Data records:

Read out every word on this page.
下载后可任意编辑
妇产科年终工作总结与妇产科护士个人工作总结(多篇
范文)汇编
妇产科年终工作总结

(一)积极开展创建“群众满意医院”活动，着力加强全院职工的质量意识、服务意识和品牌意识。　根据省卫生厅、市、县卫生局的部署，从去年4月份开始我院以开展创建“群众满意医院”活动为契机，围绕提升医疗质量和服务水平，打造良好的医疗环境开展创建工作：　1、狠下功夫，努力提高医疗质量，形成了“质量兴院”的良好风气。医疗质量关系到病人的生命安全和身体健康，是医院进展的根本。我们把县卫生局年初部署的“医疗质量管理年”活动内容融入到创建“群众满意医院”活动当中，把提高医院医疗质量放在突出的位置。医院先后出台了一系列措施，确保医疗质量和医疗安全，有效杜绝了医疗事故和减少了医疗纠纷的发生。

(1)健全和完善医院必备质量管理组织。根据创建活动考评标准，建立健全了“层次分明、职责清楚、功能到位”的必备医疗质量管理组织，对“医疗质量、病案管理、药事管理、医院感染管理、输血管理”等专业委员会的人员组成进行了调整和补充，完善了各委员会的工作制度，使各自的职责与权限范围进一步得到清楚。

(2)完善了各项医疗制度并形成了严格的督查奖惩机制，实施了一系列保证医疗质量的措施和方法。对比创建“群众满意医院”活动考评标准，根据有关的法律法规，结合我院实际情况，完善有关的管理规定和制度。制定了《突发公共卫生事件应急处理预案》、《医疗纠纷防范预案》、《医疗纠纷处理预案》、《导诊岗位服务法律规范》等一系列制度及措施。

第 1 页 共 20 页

YOUR INSTRUCTIONS.
Show the data once more, exactly as it was written.

FINISHED ANSWER.
Read out every word on this page.
下载后可任意编辑
妇产科年终工作总结与妇产科护士个人工作总结(多篇
范文)汇编
妇产科年终工作总结

(一)积极开展创建“群众满意医院”活动，着力加强全院职工的质量意识、服务意识和品牌意识。　根据省卫生厅、市、县卫生局的部署，从去年4月份开始我院以开展创建“群众满意医院”活动为契机，围绕提升医疗质量和服务水平，打造良好的医疗环境开展创建工作：　1、狠下功夫，努力提高医疗质量，形成了“质量兴院”的良好风气。医疗质量关系到病人的生命安全和身体健康，是医院进展的根本。我们把县卫生局年初部署的“医疗质量管理年”活动内容融入到创建“群众满意医院”活动当中，把提高医院医疗质量放在突出的位置。医院先后出台了一系列措施，确保医疗质量和医疗安全，有效杜绝了医疗事故和减少了医疗纠纷的发生。

(1)健全和完善医院必备质量管理组织。根据创建活动考评标准，建立健全了“层次分明、职责清楚、功能到位”的必备医疗质量管理组织，对“医疗质量、病案管理、药事管理、医院感染管理、输血管理”等专业委员会的人员组成进行了调整和补充，完善了各委员会的工作制度，使各自的职责与权限范围进一步得到清楚。

(2)完善了各项医疗制度并形成了严格的督查奖惩机制，实施了一系列保证医疗质量的措施和方法。对比创建“群众满意医院”活动考评标准，根据有关的法律法规，结合我院实际情况，完善有关的管理规定和制度。制定了《突发公共卫生事件应急处理预案》、《医疗纠纷防范预案》、《医疗纠纷处理预案》、《导诊岗位服务法律规范》等一系列制度及措施。

第 1 页 共 20 页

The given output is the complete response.